■ WHAT YOU HAVE TO DO
Repeat the material verbatim and drop the pictures.

[Figure collection entries]
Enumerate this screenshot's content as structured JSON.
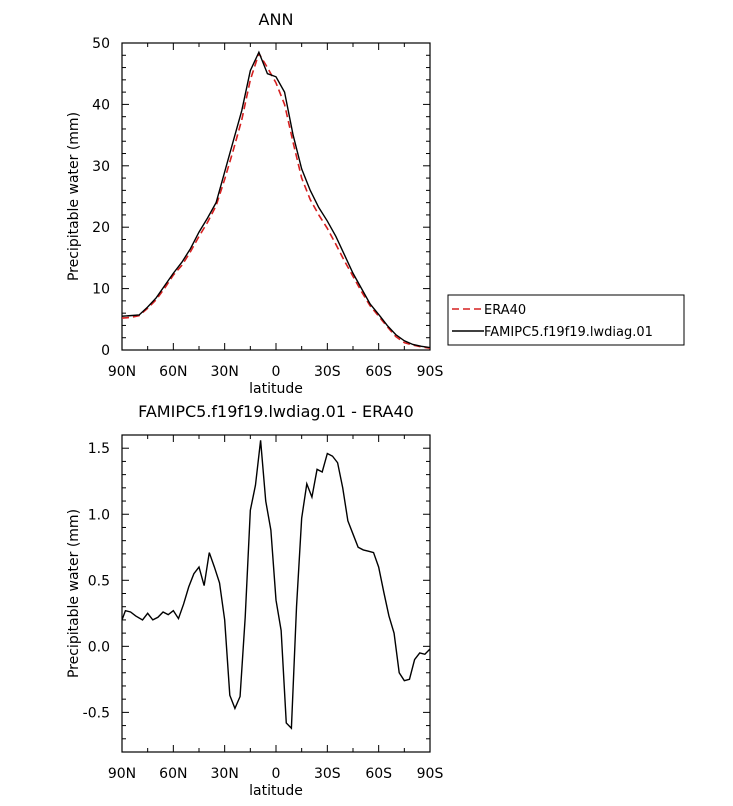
{
  "chart_data": [
    {
      "type": "line",
      "title": "ANN",
      "xlabel": "latitude",
      "ylabel": "Precipitable water (mm)",
      "xlim": [
        90,
        -90
      ],
      "ylim": [
        0,
        50
      ],
      "x_ticks": [
        90,
        60,
        30,
        0,
        -30,
        -60,
        -90
      ],
      "x_tick_labels": [
        "90N",
        "60N",
        "30N",
        "0",
        "30S",
        "60S",
        "90S"
      ],
      "y_ticks": [
        0,
        10,
        20,
        30,
        40,
        50
      ],
      "y_tick_labels": [
        "0",
        "10",
        "20",
        "30",
        "40",
        "50"
      ],
      "grid": false,
      "legend": {
        "placement": "right",
        "entries": [
          "ERA40",
          "FAMIPC5.f19f19.lwdiag.01"
        ]
      },
      "series": [
        {
          "name": "ERA40",
          "style": "dashed",
          "color": "#d62020",
          "x": [
            90,
            85,
            80,
            75,
            70,
            65,
            60,
            55,
            50,
            45,
            40,
            35,
            30,
            25,
            20,
            15,
            10,
            5,
            0,
            -5,
            -10,
            -15,
            -20,
            -25,
            -30,
            -35,
            -40,
            -45,
            -50,
            -55,
            -60,
            -65,
            -70,
            -75,
            -80,
            -85,
            -90
          ],
          "y": [
            5.2,
            5.3,
            5.6,
            6.8,
            8.2,
            10.1,
            12.2,
            13.8,
            16.0,
            18.5,
            20.8,
            23.5,
            27.8,
            32.5,
            37.5,
            44.0,
            48.3,
            46.0,
            43.5,
            40.0,
            33.8,
            28.0,
            24.5,
            22.0,
            19.8,
            17.2,
            14.5,
            12.0,
            9.5,
            7.2,
            5.5,
            3.8,
            2.2,
            1.2,
            0.8,
            0.5,
            0.3
          ]
        },
        {
          "name": "FAMIPC5.f19f19.lwdiag.01",
          "style": "solid",
          "color": "#000000",
          "x": [
            90,
            85,
            80,
            75,
            70,
            65,
            60,
            55,
            50,
            45,
            40,
            35,
            30,
            25,
            20,
            15,
            10,
            5,
            0,
            -5,
            -10,
            -15,
            -20,
            -25,
            -30,
            -35,
            -40,
            -45,
            -50,
            -55,
            -60,
            -65,
            -70,
            -75,
            -80,
            -85,
            -90
          ],
          "y": [
            5.5,
            5.6,
            5.7,
            7.0,
            8.5,
            10.5,
            12.5,
            14.3,
            16.5,
            19.2,
            21.5,
            24.0,
            29.0,
            34.0,
            39.0,
            45.5,
            48.5,
            45.0,
            44.5,
            42.0,
            35.0,
            29.5,
            26.0,
            23.2,
            21.0,
            18.5,
            15.5,
            12.5,
            10.0,
            7.5,
            5.8,
            4.0,
            2.5,
            1.5,
            0.9,
            0.6,
            0.4
          ]
        }
      ]
    },
    {
      "type": "line",
      "title": "FAMIPC5.f19f19.lwdiag.01 - ERA40",
      "xlabel": "latitude",
      "ylabel": "Precipitable water (mm)",
      "xlim": [
        90,
        -90
      ],
      "ylim": [
        -0.8,
        1.6
      ],
      "x_ticks": [
        90,
        60,
        30,
        0,
        -30,
        -60,
        -90
      ],
      "x_tick_labels": [
        "90N",
        "60N",
        "30N",
        "0",
        "30S",
        "60S",
        "90S"
      ],
      "y_ticks": [
        -0.5,
        0,
        0.5,
        1.0,
        1.5
      ],
      "y_tick_labels": [
        "-0.5",
        "0.0",
        "0.5",
        "1.0",
        "1.5"
      ],
      "grid": false,
      "series": [
        {
          "style": "solid",
          "color": "#000000",
          "x": [
            90,
            88,
            85,
            82,
            78,
            75,
            72,
            69,
            66,
            63,
            60,
            57,
            54,
            51,
            48,
            45,
            42,
            39,
            36,
            33,
            30,
            27,
            24,
            21,
            18,
            15,
            12,
            9,
            6,
            3,
            0,
            -3,
            -6,
            -9,
            -12,
            -15,
            -18,
            -21,
            -24,
            -27,
            -30,
            -33,
            -36,
            -39,
            -42,
            -45,
            -48,
            -51,
            -54,
            -57,
            -60,
            -63,
            -66,
            -69,
            -72,
            -75,
            -78,
            -81,
            -84,
            -87,
            -90
          ],
          "y": [
            0.2,
            0.27,
            0.26,
            0.23,
            0.2,
            0.25,
            0.2,
            0.22,
            0.26,
            0.24,
            0.27,
            0.21,
            0.32,
            0.45,
            0.55,
            0.6,
            0.46,
            0.71,
            0.6,
            0.48,
            0.2,
            -0.37,
            -0.47,
            -0.38,
            0.22,
            1.03,
            1.22,
            1.56,
            1.1,
            0.88,
            0.35,
            0.12,
            -0.58,
            -0.62,
            0.3,
            0.97,
            1.23,
            1.13,
            1.34,
            1.32,
            1.46,
            1.44,
            1.39,
            1.2,
            0.95,
            0.85,
            0.75,
            0.73,
            0.72,
            0.71,
            0.6,
            0.41,
            0.23,
            0.1,
            -0.2,
            -0.26,
            -0.25,
            -0.1,
            -0.05,
            -0.06,
            -0.02
          ]
        }
      ]
    }
  ]
}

■ FULL RESPONSE
Enumerate this screenshot's content as structured JSON.
{
  "chart_data": [
    {
      "type": "line",
      "title": "ANN",
      "xlabel": "latitude",
      "ylabel": "Precipitable water (mm)",
      "xlim": [
        90,
        -90
      ],
      "ylim": [
        0,
        50
      ],
      "x_ticks": [
        90,
        60,
        30,
        0,
        -30,
        -60,
        -90
      ],
      "x_tick_labels": [
        "90N",
        "60N",
        "30N",
        "0",
        "30S",
        "60S",
        "90S"
      ],
      "y_ticks": [
        0,
        10,
        20,
        30,
        40,
        50
      ],
      "y_tick_labels": [
        "0",
        "10",
        "20",
        "30",
        "40",
        "50"
      ],
      "grid": false,
      "legend": {
        "placement": "right",
        "entries": [
          "ERA40",
          "FAMIPC5.f19f19.lwdiag.01"
        ]
      },
      "series": [
        {
          "name": "ERA40",
          "style": "dashed",
          "color": "#d62020",
          "x": [
            90,
            85,
            80,
            75,
            70,
            65,
            60,
            55,
            50,
            45,
            40,
            35,
            30,
            25,
            20,
            15,
            10,
            5,
            0,
            -5,
            -10,
            -15,
            -20,
            -25,
            -30,
            -35,
            -40,
            -45,
            -50,
            -55,
            -60,
            -65,
            -70,
            -75,
            -80,
            -85,
            -90
          ],
          "y": [
            5.2,
            5.3,
            5.6,
            6.8,
            8.2,
            10.1,
            12.2,
            13.8,
            16.0,
            18.5,
            20.8,
            23.5,
            27.8,
            32.5,
            37.5,
            44.0,
            48.3,
            46.0,
            43.5,
            40.0,
            33.8,
            28.0,
            24.5,
            22.0,
            19.8,
            17.2,
            14.5,
            12.0,
            9.5,
            7.2,
            5.5,
            3.8,
            2.2,
            1.2,
            0.8,
            0.5,
            0.3
          ]
        },
        {
          "name": "FAMIPC5.f19f19.lwdiag.01",
          "style": "solid",
          "color": "#000000",
          "x": [
            90,
            85,
            80,
            75,
            70,
            65,
            60,
            55,
            50,
            45,
            40,
            35,
            30,
            25,
            20,
            15,
            10,
            5,
            0,
            -5,
            -10,
            -15,
            -20,
            -25,
            -30,
            -35,
            -40,
            -45,
            -50,
            -55,
            -60,
            -65,
            -70,
            -75,
            -80,
            -85,
            -90
          ],
          "y": [
            5.5,
            5.6,
            5.7,
            7.0,
            8.5,
            10.5,
            12.5,
            14.3,
            16.5,
            19.2,
            21.5,
            24.0,
            29.0,
            34.0,
            39.0,
            45.5,
            48.5,
            45.0,
            44.5,
            42.0,
            35.0,
            29.5,
            26.0,
            23.2,
            21.0,
            18.5,
            15.5,
            12.5,
            10.0,
            7.5,
            5.8,
            4.0,
            2.5,
            1.5,
            0.9,
            0.6,
            0.4
          ]
        }
      ]
    },
    {
      "type": "line",
      "title": "FAMIPC5.f19f19.lwdiag.01 - ERA40",
      "xlabel": "latitude",
      "ylabel": "Precipitable water (mm)",
      "xlim": [
        90,
        -90
      ],
      "ylim": [
        -0.8,
        1.6
      ],
      "x_ticks": [
        90,
        60,
        30,
        0,
        -30,
        -60,
        -90
      ],
      "x_tick_labels": [
        "90N",
        "60N",
        "30N",
        "0",
        "30S",
        "60S",
        "90S"
      ],
      "y_ticks": [
        -0.5,
        0,
        0.5,
        1.0,
        1.5
      ],
      "y_tick_labels": [
        "-0.5",
        "0.0",
        "0.5",
        "1.0",
        "1.5"
      ],
      "grid": false,
      "series": [
        {
          "style": "solid",
          "color": "#000000",
          "x": [
            90,
            88,
            85,
            82,
            78,
            75,
            72,
            69,
            66,
            63,
            60,
            57,
            54,
            51,
            48,
            45,
            42,
            39,
            36,
            33,
            30,
            27,
            24,
            21,
            18,
            15,
            12,
            9,
            6,
            3,
            0,
            -3,
            -6,
            -9,
            -12,
            -15,
            -18,
            -21,
            -24,
            -27,
            -30,
            -33,
            -36,
            -39,
            -42,
            -45,
            -48,
            -51,
            -54,
            -57,
            -60,
            -63,
            -66,
            -69,
            -72,
            -75,
            -78,
            -81,
            -84,
            -87,
            -90
          ],
          "y": [
            0.2,
            0.27,
            0.26,
            0.23,
            0.2,
            0.25,
            0.2,
            0.22,
            0.26,
            0.24,
            0.27,
            0.21,
            0.32,
            0.45,
            0.55,
            0.6,
            0.46,
            0.71,
            0.6,
            0.48,
            0.2,
            -0.37,
            -0.47,
            -0.38,
            0.22,
            1.03,
            1.22,
            1.56,
            1.1,
            0.88,
            0.35,
            0.12,
            -0.58,
            -0.62,
            0.3,
            0.97,
            1.23,
            1.13,
            1.34,
            1.32,
            1.46,
            1.44,
            1.39,
            1.2,
            0.95,
            0.85,
            0.75,
            0.73,
            0.72,
            0.71,
            0.6,
            0.41,
            0.23,
            0.1,
            -0.2,
            -0.26,
            -0.25,
            -0.1,
            -0.05,
            -0.06,
            -0.02
          ]
        }
      ]
    }
  ]
}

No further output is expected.